╭──
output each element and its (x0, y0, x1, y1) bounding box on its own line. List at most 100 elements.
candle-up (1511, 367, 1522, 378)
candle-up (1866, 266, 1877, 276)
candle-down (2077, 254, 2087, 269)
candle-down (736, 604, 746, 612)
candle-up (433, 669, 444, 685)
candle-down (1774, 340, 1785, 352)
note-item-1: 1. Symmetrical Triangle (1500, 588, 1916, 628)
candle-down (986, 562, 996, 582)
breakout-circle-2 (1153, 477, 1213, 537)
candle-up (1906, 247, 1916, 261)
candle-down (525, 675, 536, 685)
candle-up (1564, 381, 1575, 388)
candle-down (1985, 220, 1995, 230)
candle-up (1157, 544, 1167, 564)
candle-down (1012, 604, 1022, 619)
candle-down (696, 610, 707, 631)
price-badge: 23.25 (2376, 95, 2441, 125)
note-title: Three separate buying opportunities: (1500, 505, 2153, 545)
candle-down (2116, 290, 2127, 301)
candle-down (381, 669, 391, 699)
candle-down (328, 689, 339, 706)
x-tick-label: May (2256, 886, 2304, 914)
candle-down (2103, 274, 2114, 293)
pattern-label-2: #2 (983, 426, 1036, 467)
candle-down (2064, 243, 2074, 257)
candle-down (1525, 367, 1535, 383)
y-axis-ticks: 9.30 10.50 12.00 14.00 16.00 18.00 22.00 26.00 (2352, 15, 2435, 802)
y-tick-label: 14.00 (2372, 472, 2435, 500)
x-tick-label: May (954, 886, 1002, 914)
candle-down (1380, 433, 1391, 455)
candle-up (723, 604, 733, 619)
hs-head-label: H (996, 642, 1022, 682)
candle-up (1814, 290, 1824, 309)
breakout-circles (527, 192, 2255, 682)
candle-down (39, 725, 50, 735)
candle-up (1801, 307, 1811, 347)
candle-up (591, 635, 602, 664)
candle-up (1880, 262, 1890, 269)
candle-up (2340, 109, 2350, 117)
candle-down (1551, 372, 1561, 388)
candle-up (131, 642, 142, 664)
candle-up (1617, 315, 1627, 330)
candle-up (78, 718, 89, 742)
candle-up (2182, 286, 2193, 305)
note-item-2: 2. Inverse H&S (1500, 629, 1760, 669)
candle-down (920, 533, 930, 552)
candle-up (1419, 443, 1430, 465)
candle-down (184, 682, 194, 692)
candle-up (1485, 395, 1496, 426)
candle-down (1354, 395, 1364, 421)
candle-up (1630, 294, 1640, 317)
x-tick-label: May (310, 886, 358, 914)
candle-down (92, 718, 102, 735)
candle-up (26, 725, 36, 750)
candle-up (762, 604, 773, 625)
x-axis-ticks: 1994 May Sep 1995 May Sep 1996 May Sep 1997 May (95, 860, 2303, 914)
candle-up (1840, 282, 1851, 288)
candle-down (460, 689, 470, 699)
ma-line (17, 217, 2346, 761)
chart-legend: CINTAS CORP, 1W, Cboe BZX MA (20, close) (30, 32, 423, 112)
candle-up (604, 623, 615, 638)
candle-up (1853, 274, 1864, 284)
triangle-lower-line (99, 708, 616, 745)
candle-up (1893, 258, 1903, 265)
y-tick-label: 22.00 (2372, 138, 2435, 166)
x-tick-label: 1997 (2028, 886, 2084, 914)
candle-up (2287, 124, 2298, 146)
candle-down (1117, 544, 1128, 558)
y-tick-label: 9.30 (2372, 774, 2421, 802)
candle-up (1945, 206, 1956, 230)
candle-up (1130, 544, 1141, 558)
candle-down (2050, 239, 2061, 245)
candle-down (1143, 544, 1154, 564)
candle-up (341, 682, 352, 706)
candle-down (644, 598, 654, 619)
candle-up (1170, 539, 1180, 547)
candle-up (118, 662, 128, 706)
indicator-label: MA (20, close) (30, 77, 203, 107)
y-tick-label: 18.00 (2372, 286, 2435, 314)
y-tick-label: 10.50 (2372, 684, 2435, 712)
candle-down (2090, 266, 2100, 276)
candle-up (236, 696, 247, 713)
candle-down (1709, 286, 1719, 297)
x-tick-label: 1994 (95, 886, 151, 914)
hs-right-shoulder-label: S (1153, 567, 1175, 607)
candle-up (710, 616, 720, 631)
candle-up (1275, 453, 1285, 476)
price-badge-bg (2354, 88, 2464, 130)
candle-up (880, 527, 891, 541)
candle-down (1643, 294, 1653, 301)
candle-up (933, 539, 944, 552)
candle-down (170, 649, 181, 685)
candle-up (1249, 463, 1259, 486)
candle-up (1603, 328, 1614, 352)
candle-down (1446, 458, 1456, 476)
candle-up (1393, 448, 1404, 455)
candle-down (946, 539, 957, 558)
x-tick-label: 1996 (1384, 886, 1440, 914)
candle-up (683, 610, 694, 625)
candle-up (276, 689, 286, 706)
╰──
- _Task goal_
Lay out the lines above as a JSON list of strings, with one string per line and any blank lines left out.

- _Exercise result_
[
  "output each element and its (x0, y0, x1, y1) bounding box on its own line. List at most 100 elements.",
  "candle-up (1511, 367, 1522, 378)",
  "candle-up (1866, 266, 1877, 276)",
  "candle-down (2077, 254, 2087, 269)",
  "candle-down (736, 604, 746, 612)",
  "candle-up (433, 669, 444, 685)",
  "candle-down (1774, 340, 1785, 352)",
  "note-item-1: 1. Symmetrical Triangle (1500, 588, 1916, 628)",
  "candle-down (986, 562, 996, 582)",
  "breakout-circle-2 (1153, 477, 1213, 537)",
  "candle-up (1906, 247, 1916, 261)",
  "candle-down (525, 675, 536, 685)",
  "candle-up (1564, 381, 1575, 388)",
  "candle-down (1985, 220, 1995, 230)",
  "candle-up (1157, 544, 1167, 564)",
  "candle-down (1012, 604, 1022, 619)",
  "candle-down (696, 610, 707, 631)",
  "price-badge: 23.25 (2376, 95, 2441, 125)",
  "note-title: Three separate buying opportunities: (1500, 505, 2153, 545)",
  "candle-down (2116, 290, 2127, 301)",
  "candle-down (381, 669, 391, 699)",
  "candle-down (328, 689, 339, 706)",
  "x-tick-label: May (2256, 886, 2304, 914)",
  "candle-down (2103, 274, 2114, 293)",
  "pattern-label-2: #2 (983, 426, 1036, 467)",
  "candle-down (2064, 243, 2074, 257)",
  "candle-down (1525, 367, 1535, 383)",
  "y-axis-ticks: 9.30 10.50 12.00 14.00 16.00 18.00 22.00 26.00 (2352, 15, 2435, 802)",
  "y-tick-label: 14.00 (2372, 472, 2435, 500)",
  "x-tick-label: May (954, 886, 1002, 914)",
  "candle-down (1380, 433, 1391, 455)",
  "candle-up (723, 604, 733, 619)",
  "hs-head-label: H (996, 642, 1022, 682)",
  "candle-up (1814, 290, 1824, 309)",
  "breakout-circles (527, 192, 2255, 682)",
  "candle-down (39, 725, 50, 735)",
  "candle-up (1801, 307, 1811, 347)",
  "candle-up (591, 635, 602, 664)",
  "candle-up (1880, 262, 1890, 269)",
  "candle-up (2340, 109, 2350, 117)",
  "candle-down (1551, 372, 1561, 388)",
  "candle-up (131, 642, 142, 664)",
  "candle-up (1617, 315, 1627, 330)",
  "candle-up (78, 718, 89, 742)",
  "candle-up (2182, 286, 2193, 305)",
  "note-item-2: 2. Inverse H&S (1500, 629, 1760, 669)",
  "candle-down (920, 533, 930, 552)",
  "candle-up (1419, 443, 1430, 465)",
  "candle-down (184, 682, 194, 692)",
  "candle-up (1485, 395, 1496, 426)",
  "candle-down (1354, 395, 1364, 421)",
  "candle-up (1630, 294, 1640, 317)",
  "x-tick-label: May (310, 886, 358, 914)",
  "candle-down (92, 718, 102, 735)",
  "candle-up (26, 725, 36, 750)",
  "candle-up (762, 604, 773, 625)",
  "x-axis-ticks: 1994 May Sep 1995 May Sep 1996 May Sep 1997 May (95, 860, 2303, 914)",
  "candle-up (1840, 282, 1851, 288)",
  "candle-down (460, 689, 470, 699)",
  "ma-line (17, 217, 2346, 761)",
  "chart-legend: CINTAS CORP, 1W, Cboe BZX MA (20, close) (30, 32, 423, 112)",
  "candle-up (604, 623, 615, 638)",
  "candle-up (1853, 274, 1864, 284)",
  "triangle-lower-line (99, 708, 616, 745)",
  "candle-up (1893, 258, 1903, 265)",
  "y-tick-label: 22.00 (2372, 138, 2435, 166)",
  "x-tick-label: 1997 (2028, 886, 2084, 914)",
  "candle-up (2287, 124, 2298, 146)",
  "candle-down (1117, 544, 1128, 558)",
  "y-tick-label: 9.30 (2372, 774, 2421, 802)",
  "candle-up (1945, 206, 1956, 230)",
  "candle-up (1130, 544, 1141, 558)",
  "candle-down (2050, 239, 2061, 245)",
  "candle-down (1143, 544, 1154, 564)",
  "candle-up (341, 682, 352, 706)",
  "candle-down (644, 598, 654, 619)",
  "candle-up (1170, 539, 1180, 547)",
  "candle-up (118, 662, 128, 706)",
  "indicator-label: MA (20, close) (30, 77, 203, 107)",
  "y-tick-label: 18.00 (2372, 286, 2435, 314)",
  "y-tick-label: 10.50 (2372, 684, 2435, 712)",
  "candle-down (2090, 266, 2100, 276)",
  "candle-up (236, 696, 247, 713)",
  "candle-down (1709, 286, 1719, 297)",
  "x-tick-label: 1994 (95, 886, 151, 914)",
  "hs-right-shoulder-label: S (1153, 567, 1175, 607)",
  "candle-up (710, 616, 720, 631)",
  "candle-up (1275, 453, 1285, 476)",
  "price-badge-bg (2354, 88, 2464, 130)",
  "candle-up (880, 527, 891, 541)",
  "candle-down (1643, 294, 1653, 301)",
  "candle-up (933, 539, 944, 552)",
  "candle-down (170, 649, 181, 685)",
  "candle-up (1249, 463, 1259, 486)",
  "candle-up (1603, 328, 1614, 352)",
  "candle-down (1446, 458, 1456, 476)",
  "candle-up (1393, 448, 1404, 455)",
  "candle-down (946, 539, 957, 558)",
  "x-tick-label: 1996 (1384, 886, 1440, 914)",
  "candle-up (683, 610, 694, 625)",
  "candle-up (276, 689, 286, 706)"
]